* Problem description
Where a line of the entries holds the string "polypeptides", copy that line.

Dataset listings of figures
————

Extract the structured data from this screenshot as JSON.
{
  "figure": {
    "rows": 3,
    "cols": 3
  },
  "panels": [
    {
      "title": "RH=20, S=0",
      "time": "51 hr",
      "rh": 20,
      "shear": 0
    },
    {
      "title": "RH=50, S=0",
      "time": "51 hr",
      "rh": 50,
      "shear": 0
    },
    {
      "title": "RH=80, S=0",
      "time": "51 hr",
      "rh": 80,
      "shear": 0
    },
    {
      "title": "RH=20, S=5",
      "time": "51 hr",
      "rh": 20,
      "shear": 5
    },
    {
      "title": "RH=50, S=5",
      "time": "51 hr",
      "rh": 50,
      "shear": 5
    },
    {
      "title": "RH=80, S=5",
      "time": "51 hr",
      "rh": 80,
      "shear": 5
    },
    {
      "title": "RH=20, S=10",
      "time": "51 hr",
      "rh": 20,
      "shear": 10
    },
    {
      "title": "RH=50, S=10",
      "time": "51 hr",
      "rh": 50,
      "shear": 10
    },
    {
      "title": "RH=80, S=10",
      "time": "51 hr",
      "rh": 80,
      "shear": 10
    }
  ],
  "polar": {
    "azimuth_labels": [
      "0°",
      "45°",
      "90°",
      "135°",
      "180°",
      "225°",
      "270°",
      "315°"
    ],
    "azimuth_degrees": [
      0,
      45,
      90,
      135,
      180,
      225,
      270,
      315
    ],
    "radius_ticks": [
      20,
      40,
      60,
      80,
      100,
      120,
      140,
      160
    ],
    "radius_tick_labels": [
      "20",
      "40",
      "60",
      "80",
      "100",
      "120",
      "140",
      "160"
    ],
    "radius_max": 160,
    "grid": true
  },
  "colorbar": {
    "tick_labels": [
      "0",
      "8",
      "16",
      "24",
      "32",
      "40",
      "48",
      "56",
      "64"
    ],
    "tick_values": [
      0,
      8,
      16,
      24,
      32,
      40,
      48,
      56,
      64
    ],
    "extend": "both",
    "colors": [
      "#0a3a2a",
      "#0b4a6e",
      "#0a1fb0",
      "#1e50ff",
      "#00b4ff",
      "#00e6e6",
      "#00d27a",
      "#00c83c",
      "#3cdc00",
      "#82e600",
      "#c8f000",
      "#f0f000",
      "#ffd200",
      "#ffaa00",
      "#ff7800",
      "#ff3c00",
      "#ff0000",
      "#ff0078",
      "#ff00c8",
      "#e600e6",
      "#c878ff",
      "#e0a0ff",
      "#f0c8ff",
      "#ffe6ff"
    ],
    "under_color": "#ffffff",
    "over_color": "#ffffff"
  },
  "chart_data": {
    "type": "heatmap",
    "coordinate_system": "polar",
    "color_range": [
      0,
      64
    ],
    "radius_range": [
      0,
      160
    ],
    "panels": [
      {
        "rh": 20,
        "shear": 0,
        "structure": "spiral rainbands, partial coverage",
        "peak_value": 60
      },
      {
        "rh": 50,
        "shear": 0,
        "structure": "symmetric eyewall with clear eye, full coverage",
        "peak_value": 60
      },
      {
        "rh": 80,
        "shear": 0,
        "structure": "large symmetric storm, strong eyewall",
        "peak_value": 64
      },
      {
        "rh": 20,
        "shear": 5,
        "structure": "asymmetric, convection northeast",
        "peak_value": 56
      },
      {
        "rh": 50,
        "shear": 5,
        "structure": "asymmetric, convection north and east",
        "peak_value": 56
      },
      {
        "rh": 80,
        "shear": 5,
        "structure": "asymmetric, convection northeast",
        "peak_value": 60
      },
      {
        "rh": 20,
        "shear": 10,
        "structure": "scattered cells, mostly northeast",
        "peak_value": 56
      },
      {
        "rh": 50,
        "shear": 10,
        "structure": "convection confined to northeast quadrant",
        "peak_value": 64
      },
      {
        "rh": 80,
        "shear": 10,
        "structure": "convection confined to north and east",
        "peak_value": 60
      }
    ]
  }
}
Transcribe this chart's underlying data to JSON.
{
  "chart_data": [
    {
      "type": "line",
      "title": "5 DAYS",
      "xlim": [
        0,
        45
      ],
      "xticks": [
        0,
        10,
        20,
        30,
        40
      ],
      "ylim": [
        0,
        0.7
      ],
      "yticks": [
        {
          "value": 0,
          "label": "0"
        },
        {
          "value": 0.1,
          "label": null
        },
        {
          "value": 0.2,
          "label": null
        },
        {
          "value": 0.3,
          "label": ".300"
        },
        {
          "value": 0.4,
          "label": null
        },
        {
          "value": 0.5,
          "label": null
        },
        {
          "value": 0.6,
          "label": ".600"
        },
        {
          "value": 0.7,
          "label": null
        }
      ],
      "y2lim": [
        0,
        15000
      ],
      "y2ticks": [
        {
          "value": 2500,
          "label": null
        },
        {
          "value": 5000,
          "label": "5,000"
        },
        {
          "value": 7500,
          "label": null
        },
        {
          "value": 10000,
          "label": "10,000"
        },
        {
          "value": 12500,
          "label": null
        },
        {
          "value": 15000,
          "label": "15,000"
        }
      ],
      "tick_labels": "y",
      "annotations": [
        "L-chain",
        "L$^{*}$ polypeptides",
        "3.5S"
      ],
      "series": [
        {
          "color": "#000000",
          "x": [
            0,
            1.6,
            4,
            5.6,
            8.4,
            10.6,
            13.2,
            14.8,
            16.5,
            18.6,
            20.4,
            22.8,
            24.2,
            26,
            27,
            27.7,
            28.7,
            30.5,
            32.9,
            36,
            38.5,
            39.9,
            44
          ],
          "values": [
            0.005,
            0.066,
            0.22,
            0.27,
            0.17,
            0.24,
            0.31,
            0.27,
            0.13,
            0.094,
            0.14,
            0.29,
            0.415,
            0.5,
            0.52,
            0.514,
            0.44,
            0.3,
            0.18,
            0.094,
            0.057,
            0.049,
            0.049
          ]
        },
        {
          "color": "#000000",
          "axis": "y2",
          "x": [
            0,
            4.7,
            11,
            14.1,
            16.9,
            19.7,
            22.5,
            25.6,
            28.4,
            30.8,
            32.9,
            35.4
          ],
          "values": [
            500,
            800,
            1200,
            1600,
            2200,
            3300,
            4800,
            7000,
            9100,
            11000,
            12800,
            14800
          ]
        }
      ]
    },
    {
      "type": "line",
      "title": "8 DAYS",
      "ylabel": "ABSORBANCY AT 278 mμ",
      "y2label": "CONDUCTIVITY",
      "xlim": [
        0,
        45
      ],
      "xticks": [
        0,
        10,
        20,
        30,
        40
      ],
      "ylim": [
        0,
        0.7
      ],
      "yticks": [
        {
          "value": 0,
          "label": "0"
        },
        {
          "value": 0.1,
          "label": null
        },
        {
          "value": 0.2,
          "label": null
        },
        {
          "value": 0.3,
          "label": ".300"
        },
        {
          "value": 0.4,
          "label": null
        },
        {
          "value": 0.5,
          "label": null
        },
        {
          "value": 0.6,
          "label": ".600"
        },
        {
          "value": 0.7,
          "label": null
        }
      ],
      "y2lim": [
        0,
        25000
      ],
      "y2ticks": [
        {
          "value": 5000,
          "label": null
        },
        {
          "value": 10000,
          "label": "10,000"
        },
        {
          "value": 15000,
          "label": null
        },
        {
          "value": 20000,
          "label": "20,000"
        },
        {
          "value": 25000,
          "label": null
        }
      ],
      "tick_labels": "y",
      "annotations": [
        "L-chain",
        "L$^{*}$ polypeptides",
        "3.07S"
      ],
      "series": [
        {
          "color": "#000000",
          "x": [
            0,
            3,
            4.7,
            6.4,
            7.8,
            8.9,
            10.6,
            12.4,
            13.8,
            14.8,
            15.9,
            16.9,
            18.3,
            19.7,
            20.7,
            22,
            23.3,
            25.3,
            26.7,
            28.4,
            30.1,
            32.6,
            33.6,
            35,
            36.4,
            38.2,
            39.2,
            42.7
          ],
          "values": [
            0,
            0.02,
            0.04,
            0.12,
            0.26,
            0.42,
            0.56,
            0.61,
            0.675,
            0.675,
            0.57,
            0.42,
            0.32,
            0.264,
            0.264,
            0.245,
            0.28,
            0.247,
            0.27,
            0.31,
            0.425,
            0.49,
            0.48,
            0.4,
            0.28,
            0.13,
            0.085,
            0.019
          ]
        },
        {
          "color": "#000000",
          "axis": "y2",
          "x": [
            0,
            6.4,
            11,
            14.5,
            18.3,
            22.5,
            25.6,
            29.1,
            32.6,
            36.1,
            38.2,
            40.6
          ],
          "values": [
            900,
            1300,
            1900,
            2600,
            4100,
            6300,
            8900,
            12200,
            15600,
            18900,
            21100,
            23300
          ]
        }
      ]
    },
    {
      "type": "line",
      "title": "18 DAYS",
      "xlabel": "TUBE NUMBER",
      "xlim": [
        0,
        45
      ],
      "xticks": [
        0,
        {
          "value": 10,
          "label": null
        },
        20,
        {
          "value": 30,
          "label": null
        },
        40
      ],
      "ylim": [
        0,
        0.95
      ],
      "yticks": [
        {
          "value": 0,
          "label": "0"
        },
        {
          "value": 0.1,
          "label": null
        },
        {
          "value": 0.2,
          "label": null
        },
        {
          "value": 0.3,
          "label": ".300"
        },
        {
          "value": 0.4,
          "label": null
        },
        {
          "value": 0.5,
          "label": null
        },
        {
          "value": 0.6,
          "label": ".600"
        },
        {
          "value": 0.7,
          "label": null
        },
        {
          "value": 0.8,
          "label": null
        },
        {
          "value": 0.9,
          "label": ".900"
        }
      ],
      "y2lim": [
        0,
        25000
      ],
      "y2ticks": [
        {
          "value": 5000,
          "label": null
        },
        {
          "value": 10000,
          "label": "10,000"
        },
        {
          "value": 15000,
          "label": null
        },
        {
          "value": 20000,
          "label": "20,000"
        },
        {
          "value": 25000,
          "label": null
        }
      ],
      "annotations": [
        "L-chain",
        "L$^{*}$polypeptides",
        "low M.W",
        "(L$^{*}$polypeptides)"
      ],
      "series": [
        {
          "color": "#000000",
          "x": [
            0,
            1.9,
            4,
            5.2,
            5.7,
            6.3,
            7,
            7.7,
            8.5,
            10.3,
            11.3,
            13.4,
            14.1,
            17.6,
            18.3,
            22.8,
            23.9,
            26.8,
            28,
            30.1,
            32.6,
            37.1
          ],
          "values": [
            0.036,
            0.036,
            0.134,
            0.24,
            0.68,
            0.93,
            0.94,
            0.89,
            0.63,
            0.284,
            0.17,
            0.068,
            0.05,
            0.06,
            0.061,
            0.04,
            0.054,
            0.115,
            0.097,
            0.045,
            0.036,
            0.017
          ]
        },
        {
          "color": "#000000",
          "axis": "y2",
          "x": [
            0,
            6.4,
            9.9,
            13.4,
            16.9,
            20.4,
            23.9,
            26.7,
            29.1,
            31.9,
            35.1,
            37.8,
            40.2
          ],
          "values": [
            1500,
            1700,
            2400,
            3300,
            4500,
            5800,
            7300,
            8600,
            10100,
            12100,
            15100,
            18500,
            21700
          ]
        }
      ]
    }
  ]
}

————

* Output of the exercise
        "L$^{*}$ polypeptides",
        "L$^{*}$ polypeptides",
        "L$^{*}$polypeptides",
        "(L$^{*}$polypeptides)"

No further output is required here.